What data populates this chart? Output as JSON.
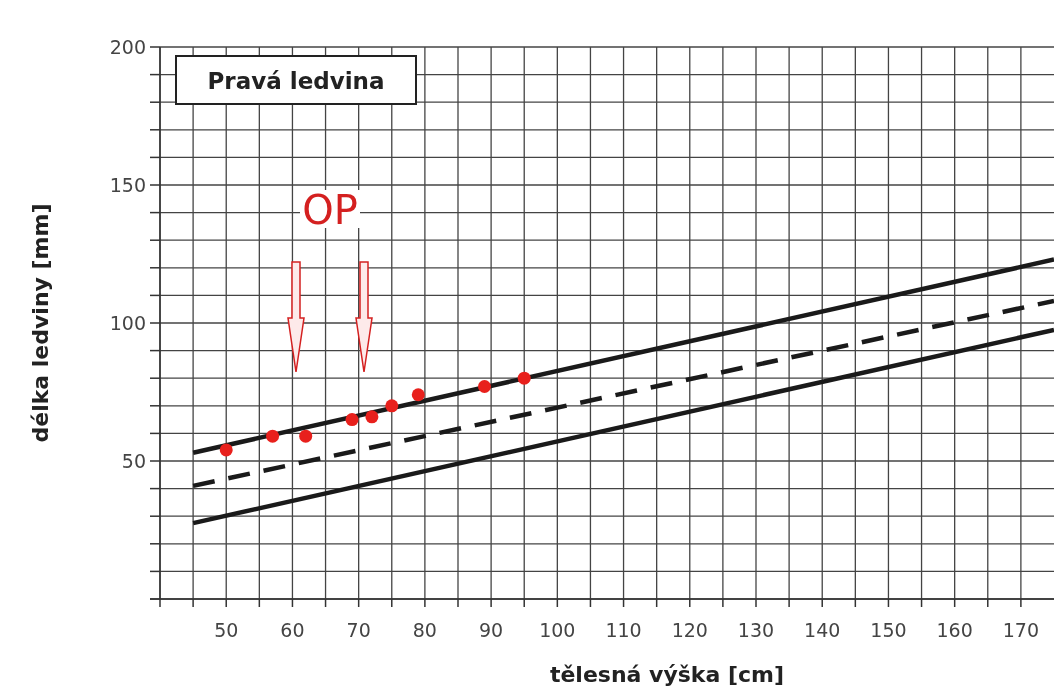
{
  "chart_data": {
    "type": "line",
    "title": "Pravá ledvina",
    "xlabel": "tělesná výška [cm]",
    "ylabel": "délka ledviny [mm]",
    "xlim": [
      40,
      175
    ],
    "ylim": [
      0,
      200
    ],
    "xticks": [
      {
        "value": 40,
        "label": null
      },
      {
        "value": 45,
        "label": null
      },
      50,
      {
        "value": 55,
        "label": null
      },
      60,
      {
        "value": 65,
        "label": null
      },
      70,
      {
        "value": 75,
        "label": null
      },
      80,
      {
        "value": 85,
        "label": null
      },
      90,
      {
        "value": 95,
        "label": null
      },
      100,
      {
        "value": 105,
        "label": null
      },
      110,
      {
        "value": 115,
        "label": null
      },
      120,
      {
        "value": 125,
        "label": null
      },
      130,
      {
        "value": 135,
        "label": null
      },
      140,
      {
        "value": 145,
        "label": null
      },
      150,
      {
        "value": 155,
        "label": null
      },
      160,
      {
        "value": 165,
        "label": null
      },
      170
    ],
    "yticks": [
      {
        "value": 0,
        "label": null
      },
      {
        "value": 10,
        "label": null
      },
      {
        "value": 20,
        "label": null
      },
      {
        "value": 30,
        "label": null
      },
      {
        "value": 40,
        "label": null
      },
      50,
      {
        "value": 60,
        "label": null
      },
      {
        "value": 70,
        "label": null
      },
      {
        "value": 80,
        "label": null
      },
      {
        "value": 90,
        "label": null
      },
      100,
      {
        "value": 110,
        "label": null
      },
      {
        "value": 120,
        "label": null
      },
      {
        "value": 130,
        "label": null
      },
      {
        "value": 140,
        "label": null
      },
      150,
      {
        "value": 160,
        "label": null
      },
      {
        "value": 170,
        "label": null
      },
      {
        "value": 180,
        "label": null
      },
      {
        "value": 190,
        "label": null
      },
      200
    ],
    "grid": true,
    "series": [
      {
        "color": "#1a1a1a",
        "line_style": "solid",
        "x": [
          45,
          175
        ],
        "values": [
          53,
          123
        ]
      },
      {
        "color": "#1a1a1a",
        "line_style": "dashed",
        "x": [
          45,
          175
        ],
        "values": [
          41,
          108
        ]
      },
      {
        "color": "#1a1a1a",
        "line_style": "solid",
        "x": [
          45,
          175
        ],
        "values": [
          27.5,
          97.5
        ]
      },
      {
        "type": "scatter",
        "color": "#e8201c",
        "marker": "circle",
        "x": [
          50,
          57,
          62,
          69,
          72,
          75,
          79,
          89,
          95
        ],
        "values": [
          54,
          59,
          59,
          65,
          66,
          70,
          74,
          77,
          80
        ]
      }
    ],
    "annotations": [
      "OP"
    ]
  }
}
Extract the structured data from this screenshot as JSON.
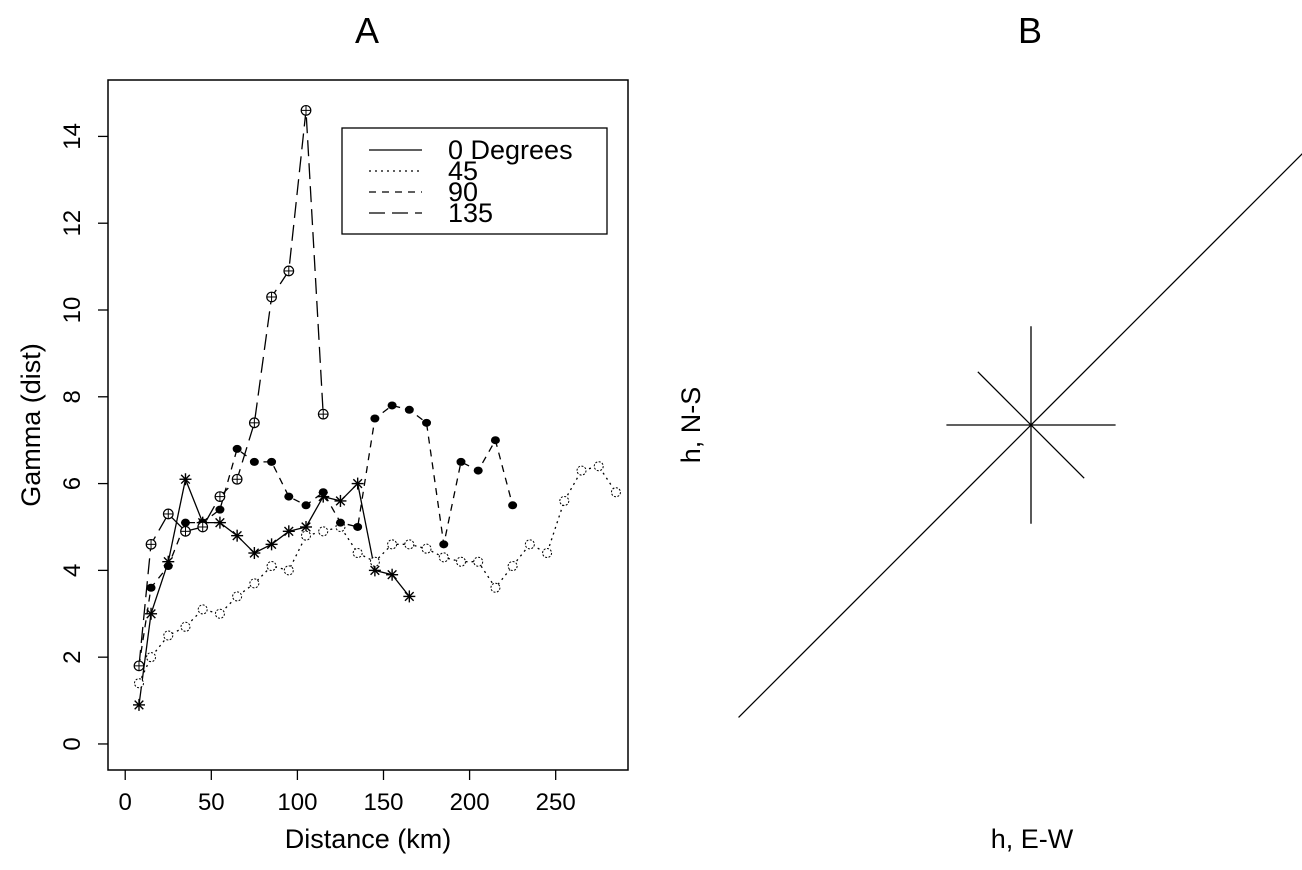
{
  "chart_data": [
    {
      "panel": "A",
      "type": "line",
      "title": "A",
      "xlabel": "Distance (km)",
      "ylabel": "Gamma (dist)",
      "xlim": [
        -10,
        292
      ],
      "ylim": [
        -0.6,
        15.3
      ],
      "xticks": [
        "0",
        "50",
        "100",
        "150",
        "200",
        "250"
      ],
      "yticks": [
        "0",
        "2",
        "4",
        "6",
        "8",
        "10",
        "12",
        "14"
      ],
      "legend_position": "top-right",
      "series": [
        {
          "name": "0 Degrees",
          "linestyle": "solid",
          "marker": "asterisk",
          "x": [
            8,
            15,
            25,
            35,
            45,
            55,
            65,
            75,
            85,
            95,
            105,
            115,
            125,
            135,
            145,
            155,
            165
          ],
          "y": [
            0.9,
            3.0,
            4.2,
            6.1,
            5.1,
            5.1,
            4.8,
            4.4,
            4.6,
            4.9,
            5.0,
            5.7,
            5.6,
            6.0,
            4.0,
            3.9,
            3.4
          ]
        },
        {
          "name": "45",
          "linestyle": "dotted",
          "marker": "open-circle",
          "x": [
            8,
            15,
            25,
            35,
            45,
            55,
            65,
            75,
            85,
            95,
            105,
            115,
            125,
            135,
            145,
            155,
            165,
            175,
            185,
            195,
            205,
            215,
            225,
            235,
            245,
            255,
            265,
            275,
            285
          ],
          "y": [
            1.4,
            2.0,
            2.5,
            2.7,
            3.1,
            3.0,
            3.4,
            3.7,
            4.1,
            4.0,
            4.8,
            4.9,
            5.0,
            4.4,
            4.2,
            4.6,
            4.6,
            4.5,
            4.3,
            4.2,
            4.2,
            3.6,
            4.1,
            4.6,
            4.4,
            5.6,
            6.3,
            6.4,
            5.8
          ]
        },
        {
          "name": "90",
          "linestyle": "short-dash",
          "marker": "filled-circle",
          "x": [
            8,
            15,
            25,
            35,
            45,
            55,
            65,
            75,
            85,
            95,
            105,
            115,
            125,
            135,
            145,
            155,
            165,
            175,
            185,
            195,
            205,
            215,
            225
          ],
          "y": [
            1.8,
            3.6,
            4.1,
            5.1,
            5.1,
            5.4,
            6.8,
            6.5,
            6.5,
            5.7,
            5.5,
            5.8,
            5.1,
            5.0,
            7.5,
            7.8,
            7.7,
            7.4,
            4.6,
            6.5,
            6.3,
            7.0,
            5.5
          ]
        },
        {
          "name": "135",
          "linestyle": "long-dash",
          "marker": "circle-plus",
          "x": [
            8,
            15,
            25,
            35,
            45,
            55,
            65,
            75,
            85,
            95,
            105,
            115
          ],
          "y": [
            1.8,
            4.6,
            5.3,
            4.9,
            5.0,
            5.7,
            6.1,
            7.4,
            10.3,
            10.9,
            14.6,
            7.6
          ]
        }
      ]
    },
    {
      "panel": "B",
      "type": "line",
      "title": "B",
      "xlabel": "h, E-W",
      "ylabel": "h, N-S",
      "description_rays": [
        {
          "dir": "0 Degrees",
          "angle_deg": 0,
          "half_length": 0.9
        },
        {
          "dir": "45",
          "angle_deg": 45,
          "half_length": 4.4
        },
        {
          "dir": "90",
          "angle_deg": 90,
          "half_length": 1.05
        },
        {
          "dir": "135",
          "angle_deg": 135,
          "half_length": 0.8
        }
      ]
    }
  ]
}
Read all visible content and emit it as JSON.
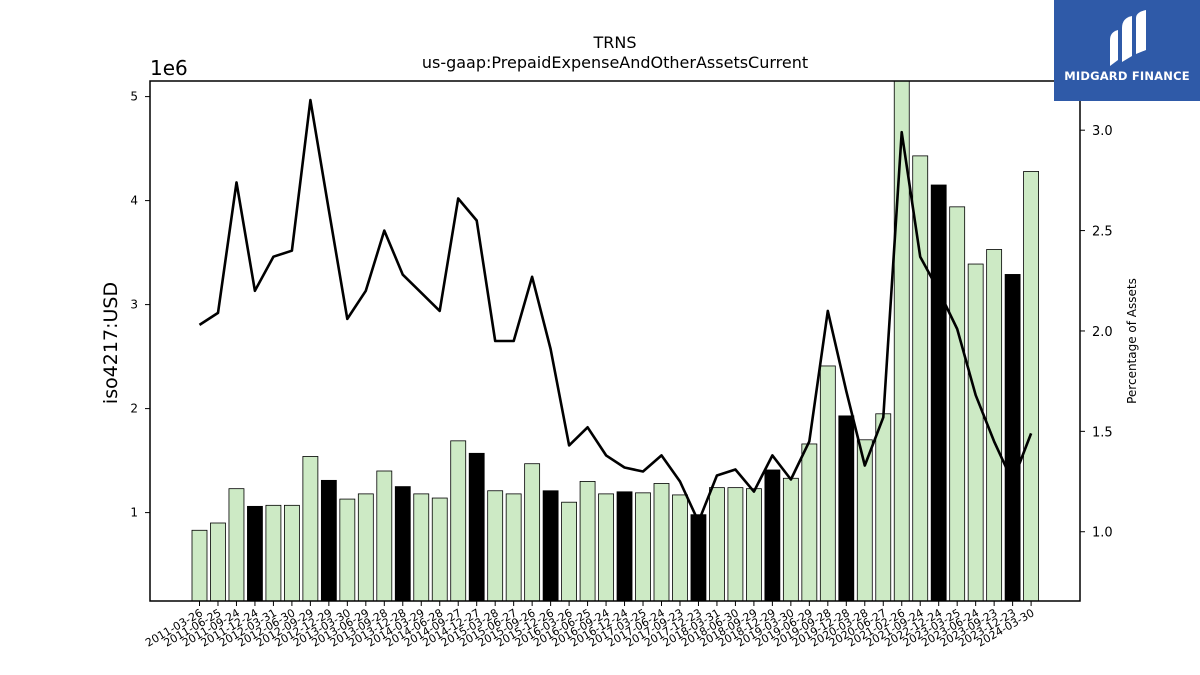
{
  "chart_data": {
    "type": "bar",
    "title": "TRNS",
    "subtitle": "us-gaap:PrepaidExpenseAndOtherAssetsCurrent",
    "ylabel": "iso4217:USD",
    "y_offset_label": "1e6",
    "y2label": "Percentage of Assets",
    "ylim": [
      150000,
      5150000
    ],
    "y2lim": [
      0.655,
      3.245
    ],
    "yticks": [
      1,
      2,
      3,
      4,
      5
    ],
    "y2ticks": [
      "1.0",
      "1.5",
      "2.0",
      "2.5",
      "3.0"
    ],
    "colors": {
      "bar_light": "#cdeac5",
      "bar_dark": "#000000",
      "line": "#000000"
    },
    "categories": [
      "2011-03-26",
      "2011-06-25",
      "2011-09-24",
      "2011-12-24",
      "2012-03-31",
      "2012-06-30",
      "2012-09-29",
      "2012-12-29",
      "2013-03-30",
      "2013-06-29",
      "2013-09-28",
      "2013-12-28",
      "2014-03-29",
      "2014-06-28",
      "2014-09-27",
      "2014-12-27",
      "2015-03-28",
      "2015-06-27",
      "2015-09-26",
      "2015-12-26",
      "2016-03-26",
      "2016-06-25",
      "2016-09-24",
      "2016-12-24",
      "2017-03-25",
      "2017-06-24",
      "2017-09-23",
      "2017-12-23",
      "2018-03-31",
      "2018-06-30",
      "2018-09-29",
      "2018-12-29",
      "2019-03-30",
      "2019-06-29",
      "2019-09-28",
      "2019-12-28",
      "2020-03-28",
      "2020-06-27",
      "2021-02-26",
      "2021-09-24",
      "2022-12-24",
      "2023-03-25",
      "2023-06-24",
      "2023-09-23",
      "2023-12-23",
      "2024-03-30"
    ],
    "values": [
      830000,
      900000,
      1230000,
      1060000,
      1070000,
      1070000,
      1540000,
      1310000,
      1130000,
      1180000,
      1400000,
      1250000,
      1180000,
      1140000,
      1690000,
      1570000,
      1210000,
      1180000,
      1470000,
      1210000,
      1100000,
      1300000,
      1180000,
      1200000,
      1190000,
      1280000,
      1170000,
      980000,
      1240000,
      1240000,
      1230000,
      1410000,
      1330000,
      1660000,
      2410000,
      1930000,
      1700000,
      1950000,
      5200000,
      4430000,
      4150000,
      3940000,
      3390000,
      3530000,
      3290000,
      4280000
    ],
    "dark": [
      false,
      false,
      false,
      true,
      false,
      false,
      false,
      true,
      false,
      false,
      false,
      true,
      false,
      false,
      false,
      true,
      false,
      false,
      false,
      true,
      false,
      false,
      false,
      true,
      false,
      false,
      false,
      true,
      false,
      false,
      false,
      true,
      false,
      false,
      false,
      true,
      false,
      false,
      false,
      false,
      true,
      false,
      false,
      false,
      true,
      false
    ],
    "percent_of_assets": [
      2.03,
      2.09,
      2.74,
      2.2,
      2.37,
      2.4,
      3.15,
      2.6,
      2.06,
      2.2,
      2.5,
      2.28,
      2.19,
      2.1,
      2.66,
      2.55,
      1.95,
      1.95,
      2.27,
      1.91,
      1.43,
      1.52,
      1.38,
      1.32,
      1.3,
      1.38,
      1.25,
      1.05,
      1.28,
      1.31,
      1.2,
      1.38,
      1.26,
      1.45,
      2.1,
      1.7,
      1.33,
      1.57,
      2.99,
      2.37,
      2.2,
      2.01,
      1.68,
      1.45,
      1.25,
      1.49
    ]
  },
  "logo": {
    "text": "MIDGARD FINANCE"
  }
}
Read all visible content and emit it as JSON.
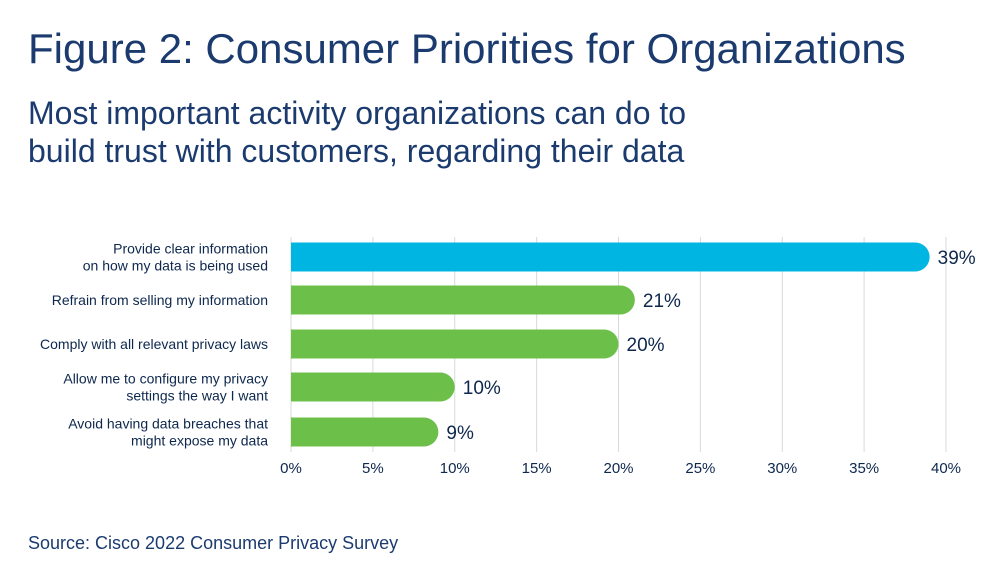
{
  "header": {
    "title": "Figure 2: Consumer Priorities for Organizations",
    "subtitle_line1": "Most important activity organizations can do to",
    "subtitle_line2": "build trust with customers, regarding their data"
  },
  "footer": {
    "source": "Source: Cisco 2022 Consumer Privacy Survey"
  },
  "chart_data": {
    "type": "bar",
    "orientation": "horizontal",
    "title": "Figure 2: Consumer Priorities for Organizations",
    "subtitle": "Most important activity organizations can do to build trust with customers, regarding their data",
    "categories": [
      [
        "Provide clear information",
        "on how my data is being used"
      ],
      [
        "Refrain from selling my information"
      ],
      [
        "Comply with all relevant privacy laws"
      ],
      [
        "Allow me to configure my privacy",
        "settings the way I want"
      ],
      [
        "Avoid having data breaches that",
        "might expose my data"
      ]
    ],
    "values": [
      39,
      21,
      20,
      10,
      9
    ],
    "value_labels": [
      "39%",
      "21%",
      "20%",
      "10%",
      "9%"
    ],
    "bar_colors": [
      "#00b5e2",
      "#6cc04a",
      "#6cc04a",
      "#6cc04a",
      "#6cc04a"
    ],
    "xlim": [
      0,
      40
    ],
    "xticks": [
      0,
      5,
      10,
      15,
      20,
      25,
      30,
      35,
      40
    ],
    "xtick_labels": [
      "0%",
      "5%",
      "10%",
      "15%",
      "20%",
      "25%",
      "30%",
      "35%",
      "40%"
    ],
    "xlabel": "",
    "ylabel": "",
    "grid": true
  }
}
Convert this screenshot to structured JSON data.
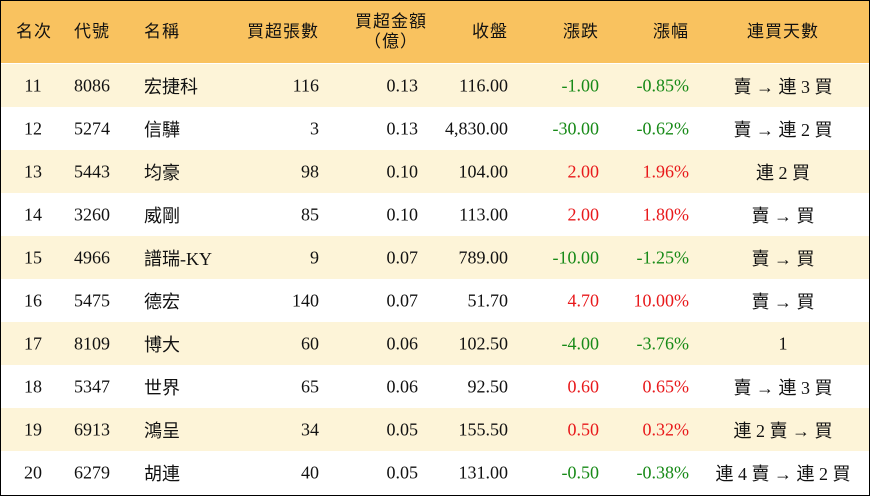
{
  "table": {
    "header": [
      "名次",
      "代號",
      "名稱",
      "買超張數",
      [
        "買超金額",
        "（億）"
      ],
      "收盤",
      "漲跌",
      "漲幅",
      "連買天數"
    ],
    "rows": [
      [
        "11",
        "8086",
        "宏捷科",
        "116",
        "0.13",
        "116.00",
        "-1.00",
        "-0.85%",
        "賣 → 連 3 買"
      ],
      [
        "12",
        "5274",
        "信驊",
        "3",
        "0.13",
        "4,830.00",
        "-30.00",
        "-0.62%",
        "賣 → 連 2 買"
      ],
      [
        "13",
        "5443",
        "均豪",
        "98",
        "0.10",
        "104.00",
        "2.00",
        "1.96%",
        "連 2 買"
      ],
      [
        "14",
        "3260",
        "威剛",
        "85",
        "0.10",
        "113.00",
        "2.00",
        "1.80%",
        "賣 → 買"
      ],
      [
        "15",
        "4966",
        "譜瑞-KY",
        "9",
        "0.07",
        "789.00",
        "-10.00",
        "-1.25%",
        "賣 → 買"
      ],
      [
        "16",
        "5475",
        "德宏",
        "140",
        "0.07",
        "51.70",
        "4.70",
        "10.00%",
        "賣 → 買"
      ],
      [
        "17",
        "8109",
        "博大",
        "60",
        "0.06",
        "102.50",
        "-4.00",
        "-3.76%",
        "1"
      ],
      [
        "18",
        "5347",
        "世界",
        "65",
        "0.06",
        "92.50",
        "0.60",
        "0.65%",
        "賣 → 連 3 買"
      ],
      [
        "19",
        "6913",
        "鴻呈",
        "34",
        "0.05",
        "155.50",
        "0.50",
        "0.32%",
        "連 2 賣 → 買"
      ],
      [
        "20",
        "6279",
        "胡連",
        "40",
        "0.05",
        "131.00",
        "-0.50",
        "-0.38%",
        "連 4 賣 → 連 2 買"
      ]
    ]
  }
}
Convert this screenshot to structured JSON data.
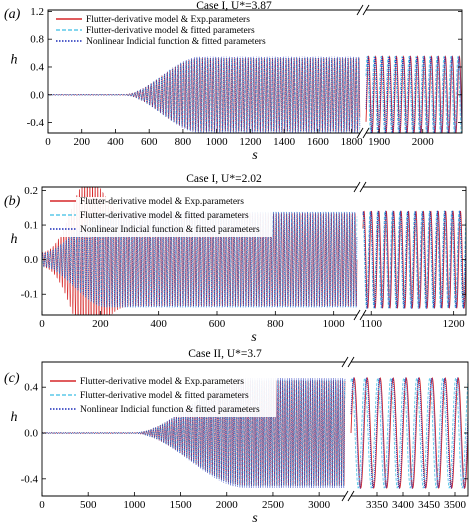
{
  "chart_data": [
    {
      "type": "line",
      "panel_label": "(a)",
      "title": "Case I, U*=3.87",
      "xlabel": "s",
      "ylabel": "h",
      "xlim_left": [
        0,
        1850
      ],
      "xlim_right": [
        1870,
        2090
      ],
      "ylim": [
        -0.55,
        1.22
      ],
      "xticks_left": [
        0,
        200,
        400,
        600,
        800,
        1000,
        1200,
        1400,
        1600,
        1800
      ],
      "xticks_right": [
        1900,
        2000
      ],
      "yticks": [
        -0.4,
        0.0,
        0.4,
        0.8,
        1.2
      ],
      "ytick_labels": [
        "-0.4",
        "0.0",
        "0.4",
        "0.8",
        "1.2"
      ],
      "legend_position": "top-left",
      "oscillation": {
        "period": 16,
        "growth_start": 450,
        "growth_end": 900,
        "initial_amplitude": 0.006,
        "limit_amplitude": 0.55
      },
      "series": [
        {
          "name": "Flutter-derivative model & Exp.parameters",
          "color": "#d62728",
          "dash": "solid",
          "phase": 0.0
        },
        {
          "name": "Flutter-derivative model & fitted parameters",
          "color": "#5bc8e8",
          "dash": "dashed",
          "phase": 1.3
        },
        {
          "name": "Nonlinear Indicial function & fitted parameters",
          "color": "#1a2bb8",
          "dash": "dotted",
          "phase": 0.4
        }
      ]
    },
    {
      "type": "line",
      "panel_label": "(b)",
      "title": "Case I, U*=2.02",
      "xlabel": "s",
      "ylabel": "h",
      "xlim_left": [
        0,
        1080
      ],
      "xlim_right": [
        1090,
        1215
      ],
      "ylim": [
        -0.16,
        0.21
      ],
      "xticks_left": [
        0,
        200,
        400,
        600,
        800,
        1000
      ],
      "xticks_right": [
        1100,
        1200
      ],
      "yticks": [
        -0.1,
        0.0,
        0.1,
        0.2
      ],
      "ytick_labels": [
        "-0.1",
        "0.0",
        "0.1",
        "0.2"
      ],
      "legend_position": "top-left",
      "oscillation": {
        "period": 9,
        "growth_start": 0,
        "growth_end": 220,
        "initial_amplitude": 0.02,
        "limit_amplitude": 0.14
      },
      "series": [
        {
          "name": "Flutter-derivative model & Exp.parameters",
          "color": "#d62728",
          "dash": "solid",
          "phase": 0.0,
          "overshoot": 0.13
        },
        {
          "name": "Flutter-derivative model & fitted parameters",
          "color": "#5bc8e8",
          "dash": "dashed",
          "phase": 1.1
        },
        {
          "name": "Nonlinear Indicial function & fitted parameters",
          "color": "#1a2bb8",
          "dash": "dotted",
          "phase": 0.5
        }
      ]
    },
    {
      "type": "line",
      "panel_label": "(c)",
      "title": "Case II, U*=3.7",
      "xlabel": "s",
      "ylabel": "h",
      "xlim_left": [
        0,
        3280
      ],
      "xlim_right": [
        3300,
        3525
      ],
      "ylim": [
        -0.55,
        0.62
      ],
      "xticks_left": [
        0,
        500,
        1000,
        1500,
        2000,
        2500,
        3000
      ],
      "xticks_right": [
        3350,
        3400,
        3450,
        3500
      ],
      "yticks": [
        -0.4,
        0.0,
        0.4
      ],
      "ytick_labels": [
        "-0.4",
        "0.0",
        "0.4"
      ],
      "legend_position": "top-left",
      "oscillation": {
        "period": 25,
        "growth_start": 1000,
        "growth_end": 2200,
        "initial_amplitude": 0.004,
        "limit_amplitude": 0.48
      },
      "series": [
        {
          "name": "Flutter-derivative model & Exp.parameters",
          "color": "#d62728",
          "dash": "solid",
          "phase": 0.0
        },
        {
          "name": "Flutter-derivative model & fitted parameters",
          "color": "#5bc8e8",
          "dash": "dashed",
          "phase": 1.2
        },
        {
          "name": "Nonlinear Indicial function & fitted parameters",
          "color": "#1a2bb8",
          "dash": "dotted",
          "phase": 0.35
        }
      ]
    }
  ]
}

......

# YOUR OBJECTIVE
Among the records above, find each line holding the string "from" and pull it out.

# PROBLEM SOLUTION
Extract the structured data from this screenshot as JSON.
        "Refrain from selling my information"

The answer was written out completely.